## Dataset
--- --- ---

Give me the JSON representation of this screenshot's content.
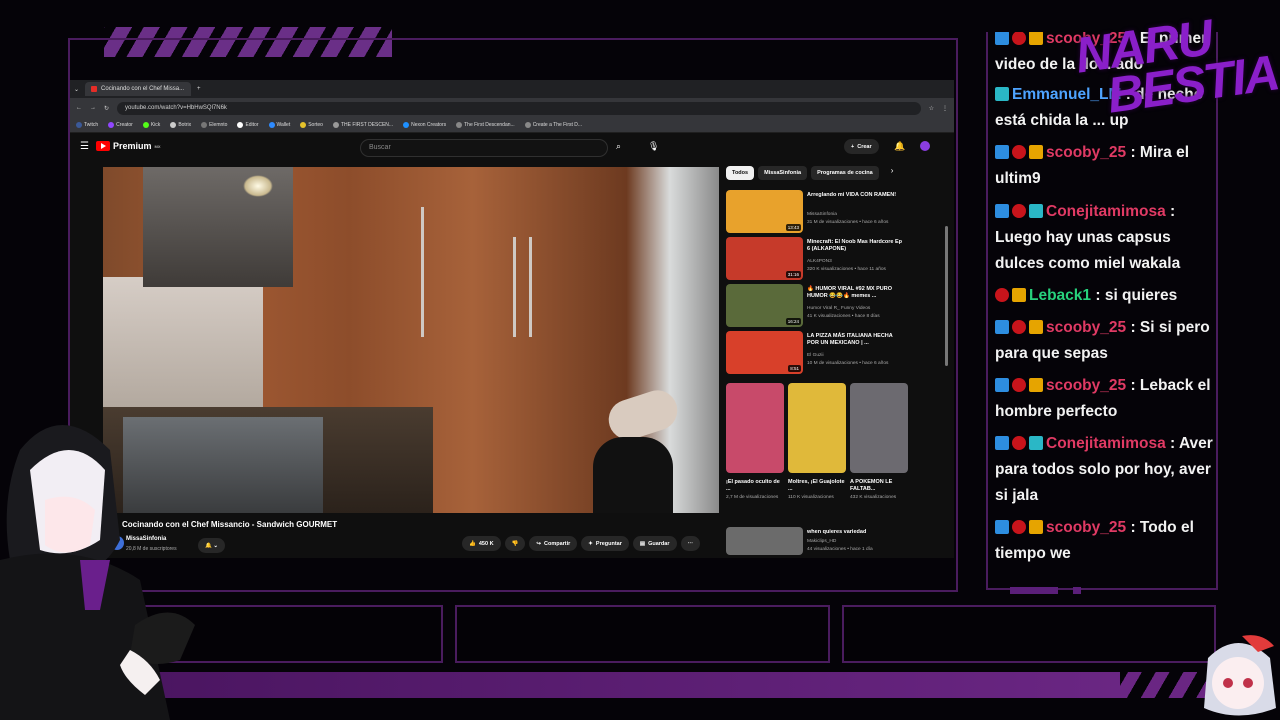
{
  "browser": {
    "tab_title": "Cocinando con el Chef Missa...",
    "url": "youtube.com/watch?v=HbHwSQl7N6k",
    "bookmarks": [
      "F",
      "Twitch",
      "Creator",
      "Kick",
      "Botrix",
      "Elemnto",
      "Editor",
      "Wallet",
      "Sorteo",
      "THE FIRST DESCEN...",
      "Nexon Creators",
      "The First Descendan...",
      "Create a The First D..."
    ]
  },
  "youtube": {
    "logo": "Premium",
    "logo_sup": "MX",
    "search_placeholder": "Buscar",
    "create_label": "Crear",
    "video_title": "Cocinando con el Chef Missancio - Sandwich GOURMET",
    "channel": "MissaSinfonia",
    "subscribers": "20,8 M de suscriptores",
    "likes": "450 K",
    "share": "Compartir",
    "ask": "Preguntar",
    "save": "Guardar",
    "chips": [
      "Todos",
      "MissaSinfonia",
      "Programas de cocina"
    ],
    "recommendations": [
      {
        "title": "Arreglando mi VIDA CON RAMEN!",
        "channel": "MissaSinfonia",
        "meta": "31 M de visualizaciones • hace 6 años",
        "duration": "13:43",
        "color": "#e8a22c"
      },
      {
        "title": "Minecraft: El Noob Mas Hardcore Ep 6 (ALKAPONE)",
        "channel": "ALK4PON3",
        "meta": "320 K visualizaciones • hace 11 años",
        "duration": "31:16",
        "color": "#c63a2a"
      },
      {
        "title": "🔥 HUMOR VIRAL #92 MX PURO HUMOR 😂😂🔥 memes ...",
        "channel": "Humor Viral R_ Funny Videos",
        "meta": "41 K visualizaciones • hace 8 días",
        "duration": "16:24",
        "color": "#5a6a3a"
      },
      {
        "title": "LA PIZZA MÁS ITALIANA HECHA POR UN MEXICANO | ...",
        "channel": "El Guzii",
        "meta": "10 M de visualizaciones • hace 6 años",
        "duration": "8:51",
        "color": "#d8402a"
      }
    ],
    "shorts": [
      {
        "title": "¡El pasado oculto de ...",
        "meta": "2,7 M de visualizaciones",
        "color": "#c84a6a"
      },
      {
        "title": "Moltres, ¡El Guajolote ...",
        "meta": "110 K visualizaciones",
        "color": "#e0b93a"
      },
      {
        "title": "A POKEMON LE FALTAB...",
        "meta": "432 K visualizaciones",
        "color": "#6c6a70"
      }
    ],
    "last_rec": {
      "title": "when quieres variedad",
      "channel": "Makiclips_HD",
      "meta": "44 visualizaciones • hace 1 día"
    }
  },
  "chat": [
    {
      "user": "scooby_25",
      "text": ": El primer video de la do... ado",
      "user_color": "pink",
      "badges": [
        "blue",
        "red",
        "gold"
      ]
    },
    {
      "user": "Emmanuel_LM",
      "text": ": de hecho está chida la ... up",
      "user_color": "blue",
      "badges": [
        "teal"
      ]
    },
    {
      "user": "scooby_25",
      "text": ": Mira el ultim9",
      "user_color": "pink",
      "badges": [
        "blue",
        "red",
        "gold"
      ]
    },
    {
      "user": "Conejitamimosa",
      "text": ": Luego hay unas capsus dulces como miel wakala",
      "user_color": "pink",
      "badges": [
        "blue",
        "red",
        "teal"
      ]
    },
    {
      "user": "Leback1",
      "text": ": si quieres",
      "user_color": "green",
      "badges": [
        "red",
        "gold"
      ]
    },
    {
      "user": "scooby_25",
      "text": ": Si si pero para que sepas",
      "user_color": "pink",
      "badges": [
        "blue",
        "red",
        "gold"
      ]
    },
    {
      "user": "scooby_25",
      "text": ": Leback el hombre perfecto",
      "user_color": "pink",
      "badges": [
        "blue",
        "red",
        "gold"
      ]
    },
    {
      "user": "Conejitamimosa",
      "text": ": Aver para todos solo por hoy, aver si jala",
      "user_color": "pink",
      "badges": [
        "blue",
        "red",
        "teal"
      ]
    },
    {
      "user": "scooby_25",
      "text": ": Todo el tiempo we",
      "user_color": "pink",
      "badges": [
        "blue",
        "red",
        "gold"
      ]
    }
  ],
  "brand": {
    "line1": "NARU",
    "line2": "BESTIA"
  }
}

--- --- ---

## Work instructions
Lines of the material may hold the string "para". Copy each one that does.

## Completed exercise
      "text": ": Si si pero para que sepas",
      "text": ": Aver para todos solo por hoy, aver si jala",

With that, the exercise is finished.